§ **SHORT TASK**
"Saison" appears in how many lines of the entries? State only the number.

(Saved data entries)
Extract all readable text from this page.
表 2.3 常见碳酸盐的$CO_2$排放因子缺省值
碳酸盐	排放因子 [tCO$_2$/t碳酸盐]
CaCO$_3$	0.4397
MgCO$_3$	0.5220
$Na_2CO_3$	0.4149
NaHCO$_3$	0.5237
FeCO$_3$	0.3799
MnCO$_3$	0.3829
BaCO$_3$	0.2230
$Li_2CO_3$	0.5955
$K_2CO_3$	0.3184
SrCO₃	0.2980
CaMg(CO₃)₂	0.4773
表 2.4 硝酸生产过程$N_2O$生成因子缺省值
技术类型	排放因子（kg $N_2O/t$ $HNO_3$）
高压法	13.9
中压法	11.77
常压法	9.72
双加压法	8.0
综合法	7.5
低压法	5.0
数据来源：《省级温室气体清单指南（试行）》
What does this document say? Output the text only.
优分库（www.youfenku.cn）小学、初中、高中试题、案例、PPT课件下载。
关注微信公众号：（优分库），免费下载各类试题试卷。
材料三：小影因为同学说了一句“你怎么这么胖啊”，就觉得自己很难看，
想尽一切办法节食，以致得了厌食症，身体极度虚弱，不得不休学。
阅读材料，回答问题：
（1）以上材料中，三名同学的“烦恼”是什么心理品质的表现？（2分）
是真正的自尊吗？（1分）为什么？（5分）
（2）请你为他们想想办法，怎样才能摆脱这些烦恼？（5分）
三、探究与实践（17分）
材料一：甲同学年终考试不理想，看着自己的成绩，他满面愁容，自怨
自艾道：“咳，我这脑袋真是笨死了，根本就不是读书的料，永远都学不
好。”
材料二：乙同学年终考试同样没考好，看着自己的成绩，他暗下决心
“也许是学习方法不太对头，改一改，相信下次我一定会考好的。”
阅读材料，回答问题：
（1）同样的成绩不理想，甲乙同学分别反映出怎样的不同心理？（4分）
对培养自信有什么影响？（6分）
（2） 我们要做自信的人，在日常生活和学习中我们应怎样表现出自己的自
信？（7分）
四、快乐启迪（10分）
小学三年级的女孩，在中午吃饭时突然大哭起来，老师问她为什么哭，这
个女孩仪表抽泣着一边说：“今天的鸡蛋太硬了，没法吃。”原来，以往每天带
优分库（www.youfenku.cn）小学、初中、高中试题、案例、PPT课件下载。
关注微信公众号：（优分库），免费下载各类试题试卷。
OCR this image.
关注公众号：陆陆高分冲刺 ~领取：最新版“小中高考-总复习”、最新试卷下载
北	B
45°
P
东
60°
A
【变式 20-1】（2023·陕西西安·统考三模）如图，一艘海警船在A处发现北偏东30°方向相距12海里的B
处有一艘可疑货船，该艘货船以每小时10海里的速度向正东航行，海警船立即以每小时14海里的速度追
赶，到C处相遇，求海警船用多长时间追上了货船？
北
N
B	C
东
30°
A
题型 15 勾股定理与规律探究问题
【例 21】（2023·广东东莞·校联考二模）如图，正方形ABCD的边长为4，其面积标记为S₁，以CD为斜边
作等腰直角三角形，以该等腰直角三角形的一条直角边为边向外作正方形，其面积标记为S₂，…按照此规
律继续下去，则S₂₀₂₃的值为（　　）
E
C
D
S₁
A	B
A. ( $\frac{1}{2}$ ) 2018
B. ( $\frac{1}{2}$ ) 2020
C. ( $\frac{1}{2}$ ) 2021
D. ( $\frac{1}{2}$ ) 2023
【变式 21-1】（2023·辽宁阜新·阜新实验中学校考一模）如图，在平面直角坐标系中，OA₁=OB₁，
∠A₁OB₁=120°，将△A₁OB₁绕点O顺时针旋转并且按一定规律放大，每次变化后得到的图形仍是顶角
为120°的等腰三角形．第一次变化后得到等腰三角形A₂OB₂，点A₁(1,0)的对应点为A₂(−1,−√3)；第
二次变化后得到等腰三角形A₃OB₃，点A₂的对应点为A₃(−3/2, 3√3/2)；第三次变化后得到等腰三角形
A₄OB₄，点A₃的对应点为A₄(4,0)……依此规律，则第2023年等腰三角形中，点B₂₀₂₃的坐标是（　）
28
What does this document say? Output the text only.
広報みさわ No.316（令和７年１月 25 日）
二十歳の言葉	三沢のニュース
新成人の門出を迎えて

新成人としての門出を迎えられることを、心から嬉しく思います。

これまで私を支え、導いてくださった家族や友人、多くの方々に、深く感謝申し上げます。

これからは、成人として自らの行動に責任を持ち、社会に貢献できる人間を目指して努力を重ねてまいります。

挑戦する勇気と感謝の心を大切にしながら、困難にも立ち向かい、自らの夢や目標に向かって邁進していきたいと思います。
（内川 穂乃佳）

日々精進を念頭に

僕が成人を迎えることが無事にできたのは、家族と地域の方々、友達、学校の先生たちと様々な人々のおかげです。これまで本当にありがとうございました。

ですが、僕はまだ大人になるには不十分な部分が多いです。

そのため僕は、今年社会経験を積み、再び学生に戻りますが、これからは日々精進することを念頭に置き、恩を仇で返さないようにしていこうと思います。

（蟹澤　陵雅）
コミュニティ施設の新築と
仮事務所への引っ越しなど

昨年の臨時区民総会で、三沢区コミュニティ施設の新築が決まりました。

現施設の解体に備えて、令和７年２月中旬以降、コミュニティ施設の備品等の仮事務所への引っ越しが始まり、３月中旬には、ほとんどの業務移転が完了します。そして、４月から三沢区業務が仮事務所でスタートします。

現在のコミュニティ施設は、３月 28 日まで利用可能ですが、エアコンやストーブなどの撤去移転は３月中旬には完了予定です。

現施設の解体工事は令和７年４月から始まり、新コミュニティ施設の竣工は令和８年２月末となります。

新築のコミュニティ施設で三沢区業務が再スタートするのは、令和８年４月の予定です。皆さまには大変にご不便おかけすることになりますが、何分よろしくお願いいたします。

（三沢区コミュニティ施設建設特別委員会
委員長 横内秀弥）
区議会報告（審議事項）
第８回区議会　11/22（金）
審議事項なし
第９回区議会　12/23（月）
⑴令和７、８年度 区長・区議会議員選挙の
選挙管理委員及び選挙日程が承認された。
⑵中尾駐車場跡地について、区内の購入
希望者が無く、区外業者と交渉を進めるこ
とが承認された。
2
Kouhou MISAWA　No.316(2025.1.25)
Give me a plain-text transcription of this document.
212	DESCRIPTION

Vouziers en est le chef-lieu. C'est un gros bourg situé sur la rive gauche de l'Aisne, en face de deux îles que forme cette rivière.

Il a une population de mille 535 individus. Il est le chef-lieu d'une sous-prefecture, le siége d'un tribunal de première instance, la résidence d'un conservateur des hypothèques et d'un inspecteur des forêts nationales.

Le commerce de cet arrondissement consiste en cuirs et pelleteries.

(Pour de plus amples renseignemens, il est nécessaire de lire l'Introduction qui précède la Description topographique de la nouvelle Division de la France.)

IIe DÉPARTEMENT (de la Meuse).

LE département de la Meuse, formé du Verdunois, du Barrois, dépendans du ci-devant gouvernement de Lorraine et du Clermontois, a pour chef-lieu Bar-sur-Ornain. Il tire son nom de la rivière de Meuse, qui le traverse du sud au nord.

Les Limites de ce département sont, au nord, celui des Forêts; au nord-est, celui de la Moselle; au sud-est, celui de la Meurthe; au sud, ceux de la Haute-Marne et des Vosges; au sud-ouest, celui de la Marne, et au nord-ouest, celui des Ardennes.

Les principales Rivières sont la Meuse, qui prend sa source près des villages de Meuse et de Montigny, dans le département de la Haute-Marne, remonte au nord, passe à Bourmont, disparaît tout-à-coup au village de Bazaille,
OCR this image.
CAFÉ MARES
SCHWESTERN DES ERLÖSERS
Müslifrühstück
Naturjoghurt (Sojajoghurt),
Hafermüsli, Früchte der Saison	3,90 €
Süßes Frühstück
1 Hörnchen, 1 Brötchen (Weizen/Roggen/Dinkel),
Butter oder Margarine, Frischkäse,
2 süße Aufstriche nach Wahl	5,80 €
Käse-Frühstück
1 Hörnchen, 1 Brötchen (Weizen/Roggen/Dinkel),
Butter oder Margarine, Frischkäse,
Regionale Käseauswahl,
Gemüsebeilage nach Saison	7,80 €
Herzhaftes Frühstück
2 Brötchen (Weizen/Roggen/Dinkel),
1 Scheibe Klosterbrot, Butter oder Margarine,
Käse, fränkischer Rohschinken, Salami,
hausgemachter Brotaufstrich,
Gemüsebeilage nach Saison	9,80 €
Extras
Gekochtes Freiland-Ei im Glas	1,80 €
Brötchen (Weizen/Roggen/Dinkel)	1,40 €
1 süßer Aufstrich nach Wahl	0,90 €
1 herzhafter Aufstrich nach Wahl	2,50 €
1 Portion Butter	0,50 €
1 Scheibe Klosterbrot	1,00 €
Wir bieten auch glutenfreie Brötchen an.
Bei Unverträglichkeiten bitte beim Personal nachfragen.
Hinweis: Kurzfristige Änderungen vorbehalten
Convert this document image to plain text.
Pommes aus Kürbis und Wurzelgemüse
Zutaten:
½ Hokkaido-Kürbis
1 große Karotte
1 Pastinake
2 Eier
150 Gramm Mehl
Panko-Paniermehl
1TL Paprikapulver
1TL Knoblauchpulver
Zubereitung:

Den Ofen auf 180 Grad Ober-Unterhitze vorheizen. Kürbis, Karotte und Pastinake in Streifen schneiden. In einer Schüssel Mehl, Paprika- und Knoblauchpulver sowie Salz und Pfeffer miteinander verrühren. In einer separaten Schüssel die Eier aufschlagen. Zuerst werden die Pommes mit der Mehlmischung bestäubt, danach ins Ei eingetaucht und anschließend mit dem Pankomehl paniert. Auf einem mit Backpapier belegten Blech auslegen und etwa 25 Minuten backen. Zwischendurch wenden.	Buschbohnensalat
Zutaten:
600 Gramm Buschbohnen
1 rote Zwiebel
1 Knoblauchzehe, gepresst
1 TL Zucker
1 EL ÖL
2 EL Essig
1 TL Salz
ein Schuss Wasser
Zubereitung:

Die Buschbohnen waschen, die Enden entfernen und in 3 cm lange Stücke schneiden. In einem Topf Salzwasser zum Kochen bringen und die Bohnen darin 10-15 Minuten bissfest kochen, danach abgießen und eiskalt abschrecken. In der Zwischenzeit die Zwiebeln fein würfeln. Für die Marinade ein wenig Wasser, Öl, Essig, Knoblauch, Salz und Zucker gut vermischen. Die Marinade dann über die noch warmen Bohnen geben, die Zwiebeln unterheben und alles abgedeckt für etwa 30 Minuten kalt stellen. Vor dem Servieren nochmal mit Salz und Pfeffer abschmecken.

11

§ **RESULT**
3